Part of a data file:
• • •
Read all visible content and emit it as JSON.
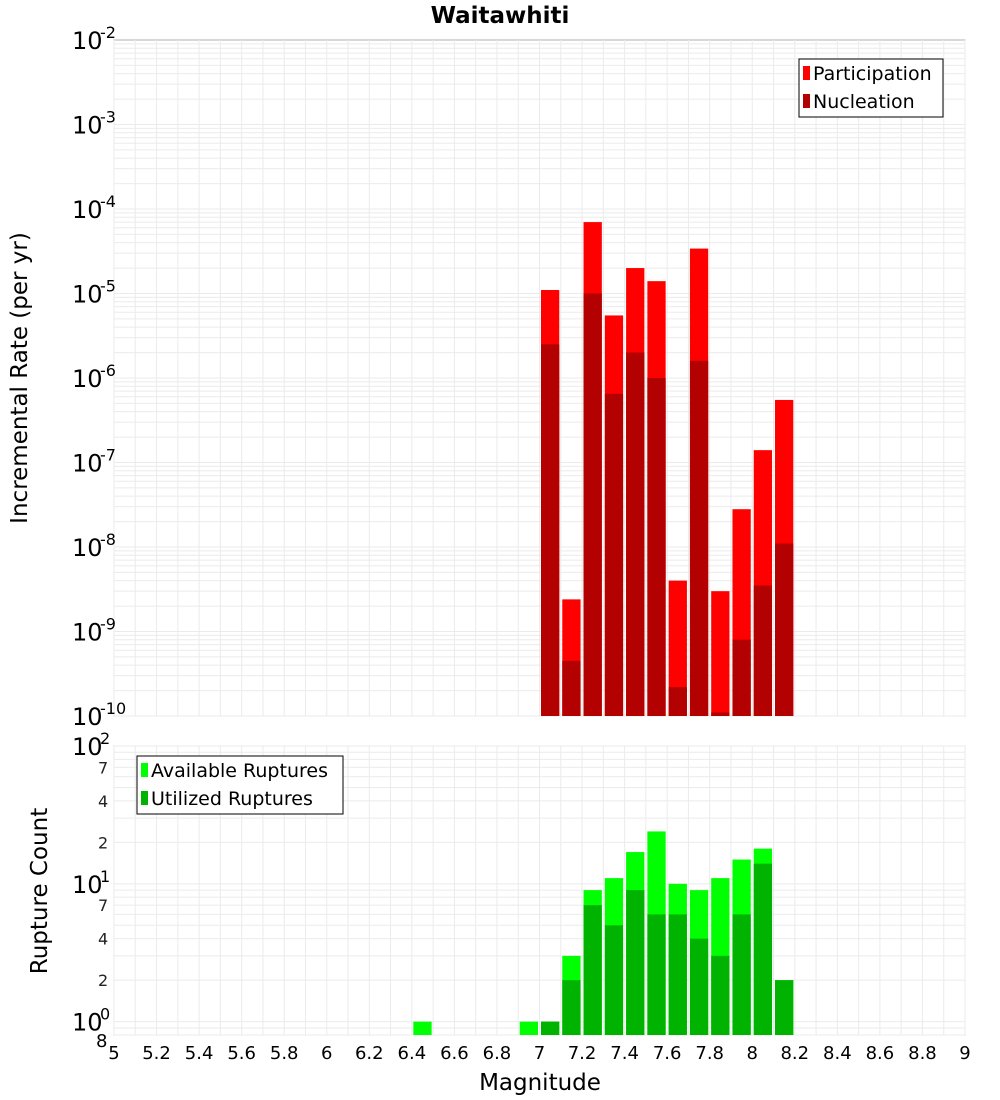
{
  "chart_data": [
    {
      "type": "bar",
      "title": "Waitawhiti",
      "xlabel": "",
      "ylabel": "Incremental Rate (per yr)",
      "yscale": "log",
      "ylim": [
        1e-10,
        0.01
      ],
      "xlim": [
        5,
        9
      ],
      "bin_width": 0.1,
      "grid": true,
      "legend": "top-right",
      "x": [
        7.05,
        7.15,
        7.25,
        7.35,
        7.45,
        7.55,
        7.65,
        7.75,
        7.85,
        7.95,
        8.05,
        8.15
      ],
      "series": [
        {
          "name": "Participation",
          "color": "#ff0000",
          "values": [
            1.1e-05,
            2.4e-09,
            7e-05,
            5.5e-06,
            2e-05,
            1.4e-05,
            4e-09,
            3.4e-05,
            3e-09,
            2.8e-08,
            1.4e-07,
            5.5e-07
          ]
        },
        {
          "name": "Nucleation",
          "color": "#b30000",
          "values": [
            2.5e-06,
            4.5e-10,
            1e-05,
            6.5e-07,
            2e-06,
            1e-06,
            2.2e-10,
            1.6e-06,
            1.1e-10,
            8e-10,
            3.5e-09,
            1.1e-08
          ]
        }
      ]
    },
    {
      "type": "bar",
      "xlabel": "Magnitude",
      "ylabel": "Rupture Count",
      "yscale": "log",
      "ylim": [
        0.8,
        100
      ],
      "xlim": [
        5,
        9
      ],
      "bin_width": 0.1,
      "grid": true,
      "legend": "top-left",
      "x": [
        6.45,
        6.95,
        7.05,
        7.15,
        7.25,
        7.35,
        7.45,
        7.55,
        7.65,
        7.75,
        7.85,
        7.95,
        8.05,
        8.15
      ],
      "series": [
        {
          "name": "Available Ruptures",
          "color": "#00ff00",
          "values": [
            1,
            1,
            1,
            3,
            9,
            11,
            17,
            24,
            10,
            9,
            11,
            15,
            18,
            2
          ]
        },
        {
          "name": "Utilized Ruptures",
          "color": "#00b300",
          "values": [
            0,
            0,
            1,
            2,
            7,
            5,
            9,
            6,
            6,
            4,
            3,
            6,
            14,
            2
          ]
        }
      ]
    }
  ],
  "top_y_ticks": [
    {
      "base": "10",
      "exp": "-2"
    },
    {
      "base": "10",
      "exp": "-3"
    },
    {
      "base": "10",
      "exp": "-4"
    },
    {
      "base": "10",
      "exp": "-5"
    },
    {
      "base": "10",
      "exp": "-6"
    },
    {
      "base": "10",
      "exp": "-7"
    },
    {
      "base": "10",
      "exp": "-8"
    },
    {
      "base": "10",
      "exp": "-9"
    },
    {
      "base": "10",
      "exp": "-10"
    }
  ],
  "bottom_y_ticks": [
    {
      "base": "10",
      "exp": "2"
    },
    {
      "base": "10",
      "exp": "1"
    },
    {
      "base": "10",
      "exp": "0"
    }
  ],
  "bottom_y_minor_ticks": [
    "7",
    "4",
    "2",
    "7",
    "4",
    "2",
    "8"
  ],
  "x_ticks": [
    "5",
    "5.2",
    "5.4",
    "5.6",
    "5.8",
    "6",
    "6.2",
    "6.4",
    "6.6",
    "6.8",
    "7",
    "7.2",
    "7.4",
    "7.6",
    "7.8",
    "8",
    "8.2",
    "8.4",
    "8.6",
    "8.8",
    "9"
  ]
}
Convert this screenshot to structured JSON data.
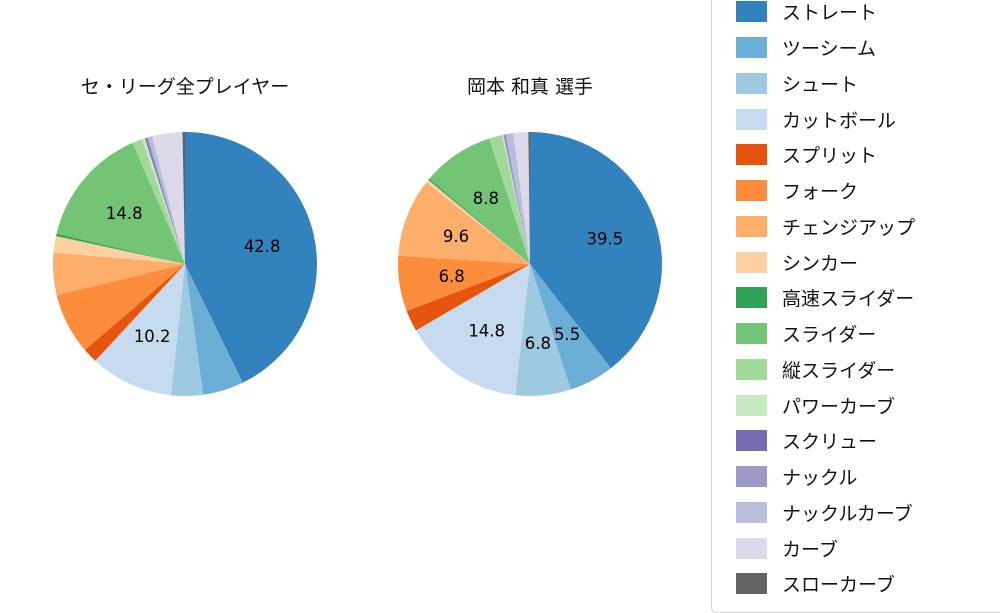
{
  "charts": {
    "left_title": "セ・リーグ全プレイヤー",
    "right_title": "岡本 和真 選手"
  },
  "chart_data": [
    {
      "type": "pie",
      "title": "セ・リーグ全プレイヤー",
      "start_angle": "top",
      "direction": "clockwise",
      "label_radius_fraction": 0.6,
      "categories": [
        "ストレート",
        "ツーシーム",
        "シュート",
        "カットボール",
        "スプリット",
        "フォーク",
        "チェンジアップ",
        "シンカー",
        "高速スライダー",
        "スライダー",
        "縦スライダー",
        "パワーカーブ",
        "スクリュー",
        "ナックル",
        "ナックルカーブ",
        "カーブ",
        "スローカーブ"
      ],
      "values": [
        42.8,
        5.0,
        3.9,
        10.2,
        1.8,
        7.5,
        5.2,
        2.0,
        0.3,
        14.8,
        1.2,
        0.4,
        0.2,
        0.2,
        0.5,
        3.7,
        0.3
      ],
      "shown_labels": [
        "42.8",
        "",
        "",
        "10.2",
        "",
        "",
        "",
        "",
        "",
        "14.8",
        "",
        "",
        "",
        "",
        "",
        "",
        ""
      ],
      "colors": [
        "#3182bd",
        "#6baed6",
        "#9ecae1",
        "#c6dbef",
        "#e6550d",
        "#fd8d3c",
        "#fdae6b",
        "#fdd0a2",
        "#31a354",
        "#74c476",
        "#a1d99b",
        "#c7e9c0",
        "#756bb1",
        "#9e9ac8",
        "#bcbddc",
        "#dadaeb",
        "#636363"
      ]
    },
    {
      "type": "pie",
      "title": "岡本 和真 選手",
      "start_angle": "top",
      "direction": "clockwise",
      "label_radius_fraction": 0.6,
      "categories": [
        "ストレート",
        "ツーシーム",
        "シュート",
        "カットボール",
        "スプリット",
        "フォーク",
        "チェンジアップ",
        "シンカー",
        "高速スライダー",
        "スライダー",
        "縦スライダー",
        "パワーカーブ",
        "スクリュー",
        "ナックル",
        "ナックルカーブ",
        "カーブ",
        "スローカーブ"
      ],
      "values": [
        39.5,
        5.5,
        6.8,
        14.8,
        2.6,
        6.8,
        9.6,
        0.4,
        0.2,
        8.8,
        1.6,
        0.2,
        0.1,
        0.2,
        0.9,
        1.8,
        0.2
      ],
      "shown_labels": [
        "39.5",
        "5.5",
        "6.8",
        "14.8",
        "",
        "6.8",
        "9.6",
        "",
        "",
        "8.8",
        "",
        "",
        "",
        "",
        "",
        "",
        ""
      ],
      "colors": [
        "#3182bd",
        "#6baed6",
        "#9ecae1",
        "#c6dbef",
        "#e6550d",
        "#fd8d3c",
        "#fdae6b",
        "#fdd0a2",
        "#31a354",
        "#74c476",
        "#a1d99b",
        "#c7e9c0",
        "#756bb1",
        "#9e9ac8",
        "#bcbddc",
        "#dadaeb",
        "#636363"
      ]
    }
  ],
  "legend": {
    "position": "right",
    "items": [
      {
        "label": "ストレート",
        "color": "#3182bd"
      },
      {
        "label": "ツーシーム",
        "color": "#6baed6"
      },
      {
        "label": "シュート",
        "color": "#9ecae1"
      },
      {
        "label": "カットボール",
        "color": "#c6dbef"
      },
      {
        "label": "スプリット",
        "color": "#e6550d"
      },
      {
        "label": "フォーク",
        "color": "#fd8d3c"
      },
      {
        "label": "チェンジアップ",
        "color": "#fdae6b"
      },
      {
        "label": "シンカー",
        "color": "#fdd0a2"
      },
      {
        "label": "高速スライダー",
        "color": "#31a354"
      },
      {
        "label": "スライダー",
        "color": "#74c476"
      },
      {
        "label": "縦スライダー",
        "color": "#a1d99b"
      },
      {
        "label": "パワーカーブ",
        "color": "#c7e9c0"
      },
      {
        "label": "スクリュー",
        "color": "#756bb1"
      },
      {
        "label": "ナックル",
        "color": "#9e9ac8"
      },
      {
        "label": "ナックルカーブ",
        "color": "#bcbddc"
      },
      {
        "label": "カーブ",
        "color": "#dadaeb"
      },
      {
        "label": "スローカーブ",
        "color": "#636363"
      }
    ]
  }
}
• • •
Tally up the lines in the records containing the word "Ruptures", then give the count and nothing else.

TASK RESPONSE: 2